→ **Provided data**
++++++++
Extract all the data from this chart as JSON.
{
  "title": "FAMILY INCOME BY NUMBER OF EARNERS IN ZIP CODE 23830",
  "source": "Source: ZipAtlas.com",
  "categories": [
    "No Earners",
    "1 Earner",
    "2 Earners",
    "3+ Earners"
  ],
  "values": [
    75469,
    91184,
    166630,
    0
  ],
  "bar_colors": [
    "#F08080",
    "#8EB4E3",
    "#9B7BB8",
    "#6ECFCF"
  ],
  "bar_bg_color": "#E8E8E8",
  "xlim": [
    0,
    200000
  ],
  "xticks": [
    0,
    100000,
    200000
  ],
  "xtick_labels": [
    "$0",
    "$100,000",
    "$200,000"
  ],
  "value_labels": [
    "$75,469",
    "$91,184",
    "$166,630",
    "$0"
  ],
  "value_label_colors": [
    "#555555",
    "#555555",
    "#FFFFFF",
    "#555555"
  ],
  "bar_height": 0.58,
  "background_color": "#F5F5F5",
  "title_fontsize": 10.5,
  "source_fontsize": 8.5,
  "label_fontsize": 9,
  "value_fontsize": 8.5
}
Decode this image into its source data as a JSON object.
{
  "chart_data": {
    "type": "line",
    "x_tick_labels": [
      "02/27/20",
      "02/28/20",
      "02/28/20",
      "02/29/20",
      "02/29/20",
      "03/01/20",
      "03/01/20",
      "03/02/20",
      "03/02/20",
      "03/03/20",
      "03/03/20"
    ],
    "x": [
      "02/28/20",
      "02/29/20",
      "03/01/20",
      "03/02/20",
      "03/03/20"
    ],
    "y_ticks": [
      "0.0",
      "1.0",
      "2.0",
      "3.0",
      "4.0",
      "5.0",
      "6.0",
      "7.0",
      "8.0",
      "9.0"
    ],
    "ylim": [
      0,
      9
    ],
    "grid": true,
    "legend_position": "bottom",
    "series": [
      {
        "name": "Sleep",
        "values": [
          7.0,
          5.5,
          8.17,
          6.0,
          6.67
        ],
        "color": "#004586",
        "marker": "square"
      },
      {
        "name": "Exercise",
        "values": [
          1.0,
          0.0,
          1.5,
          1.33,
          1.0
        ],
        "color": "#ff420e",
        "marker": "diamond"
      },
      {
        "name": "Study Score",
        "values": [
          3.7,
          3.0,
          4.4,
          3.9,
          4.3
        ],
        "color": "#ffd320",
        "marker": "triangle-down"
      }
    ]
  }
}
++++++++
→ **What needs to be done**
Above are some records; extract every one of them exactly.

→ **Complete answer**
Extract all the data from this chart as JSON.
{
  "title": "FAMILY INCOME BY NUMBER OF EARNERS IN ZIP CODE 23830",
  "source": "Source: ZipAtlas.com",
  "categories": [
    "No Earners",
    "1 Earner",
    "2 Earners",
    "3+ Earners"
  ],
  "values": [
    75469,
    91184,
    166630,
    0
  ],
  "bar_colors": [
    "#F08080",
    "#8EB4E3",
    "#9B7BB8",
    "#6ECFCF"
  ],
  "bar_bg_color": "#E8E8E8",
  "xlim": [
    0,
    200000
  ],
  "xticks": [
    0,
    100000,
    200000
  ],
  "xtick_labels": [
    "$0",
    "$100,000",
    "$200,000"
  ],
  "value_labels": [
    "$75,469",
    "$91,184",
    "$166,630",
    "$0"
  ],
  "value_label_colors": [
    "#555555",
    "#555555",
    "#FFFFFF",
    "#555555"
  ],
  "bar_height": 0.58,
  "background_color": "#F5F5F5",
  "title_fontsize": 10.5,
  "source_fontsize": 8.5,
  "label_fontsize": 9,
  "value_fontsize": 8.5
}
Decode this image into its source data as a JSON object.
{
  "chart_data": {
    "type": "line",
    "x_tick_labels": [
      "02/27/20",
      "02/28/20",
      "02/28/20",
      "02/29/20",
      "02/29/20",
      "03/01/20",
      "03/01/20",
      "03/02/20",
      "03/02/20",
      "03/03/20",
      "03/03/20"
    ],
    "x": [
      "02/28/20",
      "02/29/20",
      "03/01/20",
      "03/02/20",
      "03/03/20"
    ],
    "y_ticks": [
      "0.0",
      "1.0",
      "2.0",
      "3.0",
      "4.0",
      "5.0",
      "6.0",
      "7.0",
      "8.0",
      "9.0"
    ],
    "ylim": [
      0,
      9
    ],
    "grid": true,
    "legend_position": "bottom",
    "series": [
      {
        "name": "Sleep",
        "values": [
          7.0,
          5.5,
          8.17,
          6.0,
          6.67
        ],
        "color": "#004586",
        "marker": "square"
      },
      {
        "name": "Exercise",
        "values": [
          1.0,
          0.0,
          1.5,
          1.33,
          1.0
        ],
        "color": "#ff420e",
        "marker": "diamond"
      },
      {
        "name": "Study Score",
        "values": [
          3.7,
          3.0,
          4.4,
          3.9,
          4.3
        ],
        "color": "#ffd320",
        "marker": "triangle-down"
      }
    ]
  }
}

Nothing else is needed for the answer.